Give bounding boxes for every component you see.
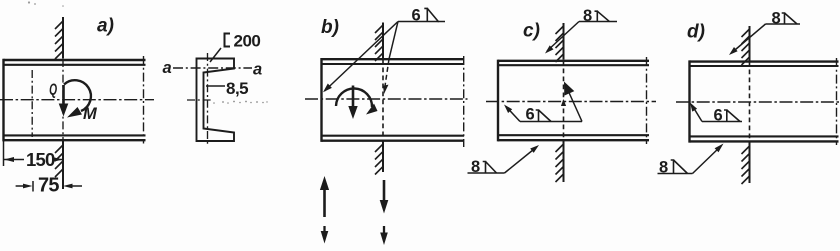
beam a outline xyxy=(4,59,146,142)
dimension 75 xyxy=(16,181,82,192)
svg-text:8: 8 xyxy=(772,9,781,27)
fillet weld symbol d top xyxy=(782,13,797,24)
wall a hatching below xyxy=(55,145,63,177)
weld flag 8 top (panel c) shelf xyxy=(579,21,617,23)
weld flag 8 top (panel d) shelf xyxy=(766,23,801,25)
scan noise dots xyxy=(213,101,267,104)
channel vertical axis xyxy=(207,53,209,147)
leader 2 to hidden weld xyxy=(389,22,398,60)
force arrow (panel b) xyxy=(352,86,355,108)
leader d top xyxy=(732,24,766,53)
fillet weld symbol c top xyxy=(595,11,610,22)
wall a hatching above xyxy=(55,21,63,59)
dimension 150 xyxy=(4,159,63,161)
leader c mid right (to hidden weld) xyxy=(567,87,583,122)
extension line left xyxy=(3,141,5,166)
scan speckles top-left xyxy=(28,1,64,6)
svg-text:b): b) xyxy=(321,17,339,38)
wall c hatching above xyxy=(556,26,564,62)
wall a xyxy=(62,17,64,189)
fillet weld symbol c mid xyxy=(536,110,551,122)
svg-text:200: 200 xyxy=(234,32,261,51)
svg-text:8: 8 xyxy=(583,7,592,25)
channel outline xyxy=(197,59,235,142)
small hidden-force arrowhead on wall line (panel c) xyxy=(561,99,566,106)
svg-text:6: 6 xyxy=(714,107,723,125)
channel horizontal axis xyxy=(187,99,212,101)
moment arc M xyxy=(64,80,91,111)
weld flag 6 (panel b) shelf xyxy=(398,21,445,23)
wall c hatching below xyxy=(556,144,564,182)
beam b outline xyxy=(322,58,465,142)
beam b center line xyxy=(305,98,468,100)
svg-text:a: a xyxy=(163,59,172,77)
svg-text:8,5: 8,5 xyxy=(226,79,248,98)
leader C200 xyxy=(210,48,221,62)
beam c center line xyxy=(486,101,656,103)
web thickness 8,5 xyxy=(206,85,225,87)
wall b hatching above xyxy=(375,25,383,61)
moment arrowhead b xyxy=(366,104,378,115)
fillet weld symbol d mid xyxy=(724,110,740,122)
reaction up arrow below beam xyxy=(323,188,326,217)
svg-text:a: a xyxy=(253,61,262,79)
beam a center line xyxy=(0,99,154,101)
mid-overhang axis line xyxy=(31,70,33,137)
weld flag 8 bottom (panel c) shelf xyxy=(468,172,505,174)
fillet weld symbol c bottom xyxy=(483,162,497,174)
leader c bottom xyxy=(505,148,537,174)
moment arrowhead xyxy=(67,107,82,118)
leader c top xyxy=(547,22,579,52)
svg-text:75: 75 xyxy=(38,175,59,197)
wall b xyxy=(382,23,384,173)
leader c mid left xyxy=(506,107,520,122)
weld flag 6 (panel c) shelf xyxy=(520,121,582,123)
wall c xyxy=(563,23,565,182)
svg-text:d): d) xyxy=(687,22,705,43)
beam b break line xyxy=(463,56,465,147)
small down arrow left pair xyxy=(323,226,325,232)
beam c outline xyxy=(498,60,649,142)
leader d mid xyxy=(693,106,703,122)
fillet weld symbol d bottom xyxy=(671,160,688,174)
svg-text:a): a) xyxy=(97,16,114,37)
small down arrow right pair xyxy=(383,226,385,233)
beam d center line xyxy=(676,101,840,103)
moment arc (panel b) xyxy=(336,88,372,107)
force Q arrow xyxy=(59,85,69,117)
weld flag 8 bottom (panel d) shelf xyxy=(658,173,693,175)
load down arrow below wall xyxy=(383,180,386,201)
beam d break line xyxy=(836,58,838,145)
leader 1 to beam end weld xyxy=(325,22,399,92)
svg-text:8: 8 xyxy=(471,158,480,176)
beam d outline xyxy=(690,60,839,142)
svg-text:c): c) xyxy=(523,21,540,42)
leader d bottom xyxy=(693,146,722,174)
svg-text:M: M xyxy=(83,105,98,123)
svg-text:150: 150 xyxy=(26,149,55,170)
weld flag 6 (panel d) shelf xyxy=(702,121,742,123)
wall d hatching above xyxy=(742,29,750,65)
wall d hatching below xyxy=(742,146,750,184)
svg-text:6: 6 xyxy=(526,106,535,124)
section line a-a xyxy=(173,67,252,69)
svg-text:6: 6 xyxy=(412,7,421,25)
beam a break line (right end) xyxy=(143,56,145,144)
svg-text:Q: Q xyxy=(49,80,57,98)
label C 200 xyxy=(225,34,231,47)
svg-text:8: 8 xyxy=(659,159,668,177)
beam c break line xyxy=(646,57,648,144)
wall b hatching below xyxy=(375,144,383,175)
fillet weld symbol b xyxy=(424,8,438,22)
wall d xyxy=(749,26,751,183)
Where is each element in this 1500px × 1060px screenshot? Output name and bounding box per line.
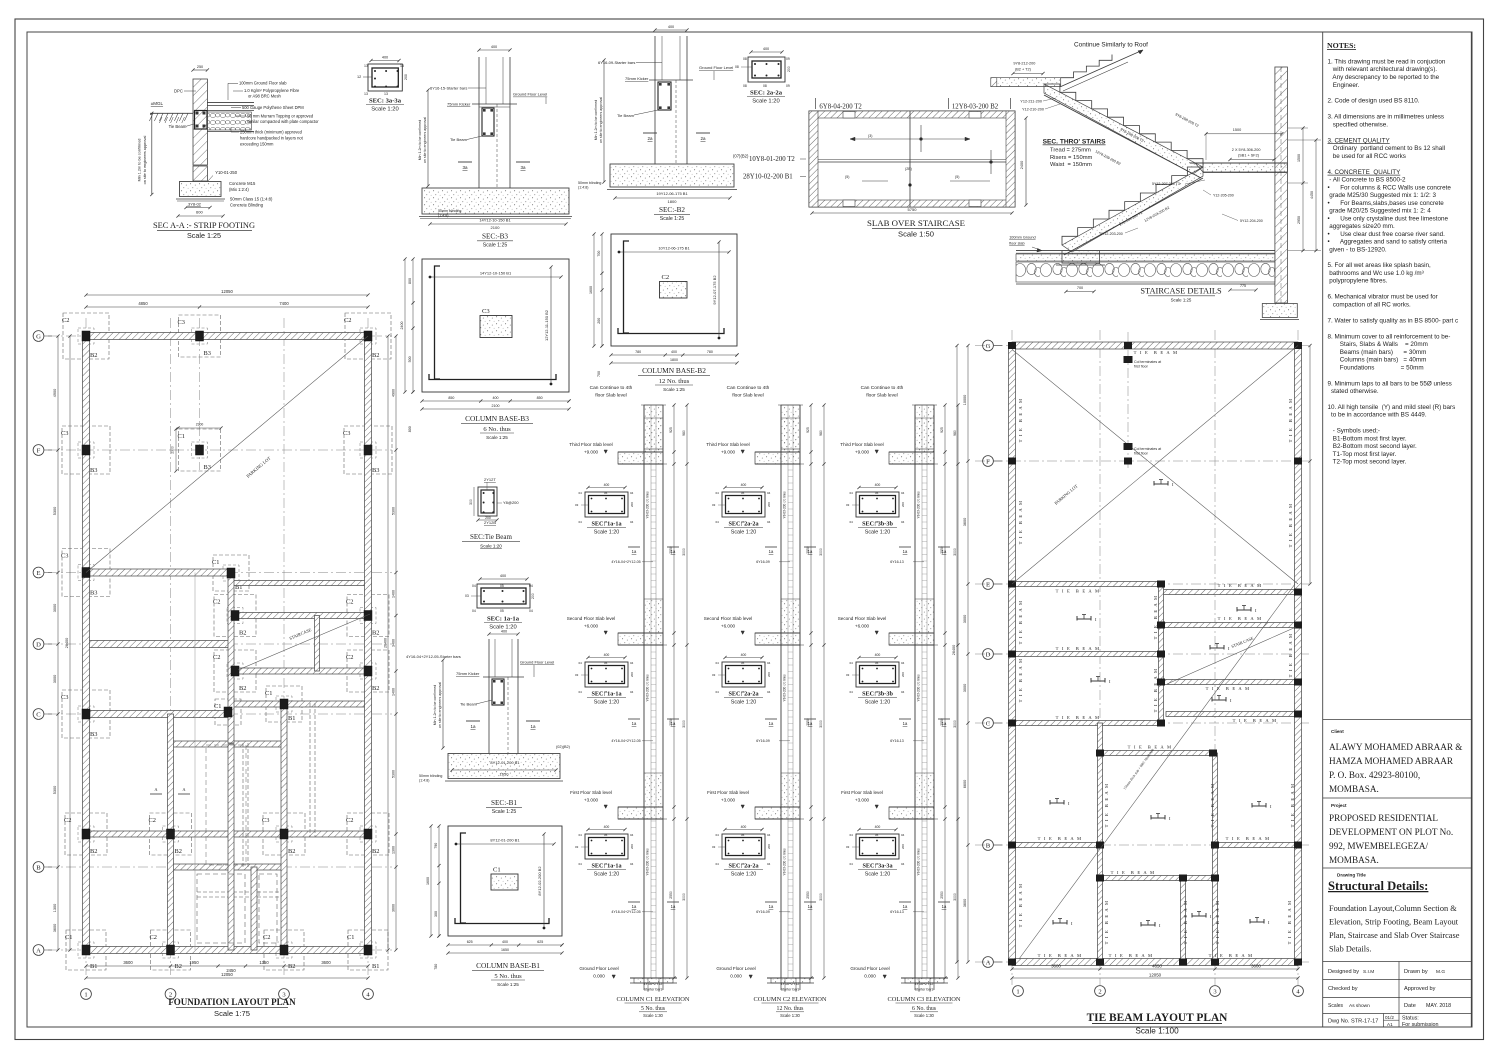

--- Task statement ---
Reproduce all of the lines above verbatim, omitting the pictures.

--- Correct answer ---
Give bounding boxes for every component you see.
beam a outline xyxy=(4,59,146,142)
dimension 75 xyxy=(16,181,82,192)
svg-text:8: 8 xyxy=(772,9,781,27)
fillet weld symbol d top xyxy=(782,13,797,24)
wall a hatching below xyxy=(55,145,63,177)
weld flag 8 top (panel c) shelf xyxy=(579,21,617,23)
weld flag 8 top (panel d) shelf xyxy=(766,23,801,25)
scan noise dots xyxy=(213,101,267,104)
channel vertical axis xyxy=(207,53,209,147)
leader 2 to hidden weld xyxy=(389,22,398,60)
force arrow (panel b) xyxy=(352,86,355,108)
leader d top xyxy=(732,24,766,53)
fillet weld symbol c top xyxy=(595,11,610,22)
wall a hatching above xyxy=(55,21,63,59)
dimension 150 xyxy=(4,159,63,161)
leader c mid right (to hidden weld) xyxy=(567,87,583,122)
extension line left xyxy=(3,141,5,166)
scan speckles top-left xyxy=(28,1,64,6)
svg-text:b): b) xyxy=(321,17,339,38)
wall c hatching above xyxy=(556,26,564,62)
wall a xyxy=(62,17,64,189)
fillet weld symbol c mid xyxy=(536,110,551,122)
svg-text:200: 200 xyxy=(234,32,261,51)
svg-text:8: 8 xyxy=(583,7,592,25)
channel outline xyxy=(197,59,235,142)
small hidden-force arrowhead on wall line (panel c) xyxy=(561,99,566,106)
svg-text:6: 6 xyxy=(714,107,723,125)
channel horizontal axis xyxy=(187,99,212,101)
moment arc M xyxy=(64,80,91,111)
weld flag 6 (panel b) shelf xyxy=(398,21,445,23)
wall c hatching below xyxy=(556,144,564,182)
beam b outline xyxy=(322,58,465,142)
beam b center line xyxy=(305,98,468,100)
svg-text:a: a xyxy=(163,59,172,77)
svg-text:8,5: 8,5 xyxy=(226,79,248,98)
leader C200 xyxy=(210,48,221,62)
beam c center line xyxy=(486,101,656,103)
web thickness 8,5 xyxy=(206,85,225,87)
wall b hatching above xyxy=(375,25,383,61)
moment arrowhead b xyxy=(366,104,378,115)
fillet weld symbol d mid xyxy=(724,110,740,122)
reaction up arrow below beam xyxy=(323,188,326,217)
svg-text:a: a xyxy=(253,61,262,79)
beam a center line xyxy=(0,99,154,101)
mid-overhang axis line xyxy=(31,70,33,137)
weld flag 8 bottom (panel c) shelf xyxy=(468,172,505,174)
fillet weld symbol c bottom xyxy=(483,162,497,174)
leader c bottom xyxy=(505,148,537,174)
moment arrowhead xyxy=(67,107,82,118)
leader c top xyxy=(547,22,579,52)
svg-text:75: 75 xyxy=(38,175,59,197)
wall b xyxy=(382,23,384,173)
leader c mid left xyxy=(506,107,520,122)
weld flag 6 (panel c) shelf xyxy=(520,121,582,123)
wall c xyxy=(563,23,565,182)
svg-text:d): d) xyxy=(687,22,705,43)
beam b break line xyxy=(463,56,465,147)
small down arrow left pair xyxy=(323,226,325,232)
beam c outline xyxy=(498,60,649,142)
leader d mid xyxy=(693,106,703,122)
fillet weld symbol d bottom xyxy=(671,160,688,174)
svg-text:a): a) xyxy=(97,16,114,37)
small down arrow right pair xyxy=(383,226,385,233)
beam d center line xyxy=(676,101,840,103)
moment arc (panel b) xyxy=(336,88,372,107)
force Q arrow xyxy=(59,85,69,117)
weld flag 8 bottom (panel d) shelf xyxy=(658,173,693,175)
load down arrow below wall xyxy=(383,180,386,201)
beam d break line xyxy=(836,58,838,145)
leader 1 to beam end weld xyxy=(325,22,399,92)
svg-text:8: 8 xyxy=(471,158,480,176)
beam d outline xyxy=(690,60,839,142)
svg-text:c): c) xyxy=(523,21,540,42)
leader d bottom xyxy=(693,146,722,174)
svg-text:M: M xyxy=(83,105,98,123)
svg-text:150: 150 xyxy=(26,149,55,170)
weld flag 6 (panel d) shelf xyxy=(702,121,742,123)
wall d hatching above xyxy=(742,29,750,65)
wall d hatching below xyxy=(742,146,750,184)
svg-text:6: 6 xyxy=(526,106,535,124)
section line a-a xyxy=(173,67,252,69)
svg-text:6: 6 xyxy=(412,7,421,25)
beam a break line (right end) xyxy=(143,56,145,144)
svg-text:Q: Q xyxy=(49,80,57,98)
label C 200 xyxy=(225,34,231,47)
svg-text:8: 8 xyxy=(659,159,668,177)
beam c break line xyxy=(646,57,648,144)
wall b hatching below xyxy=(375,144,383,175)
fillet weld symbol b xyxy=(424,8,438,22)
wall d xyxy=(749,26,751,183)
Where is each element in this 1500px × 1060px screenshot? Output name and bounding box per line.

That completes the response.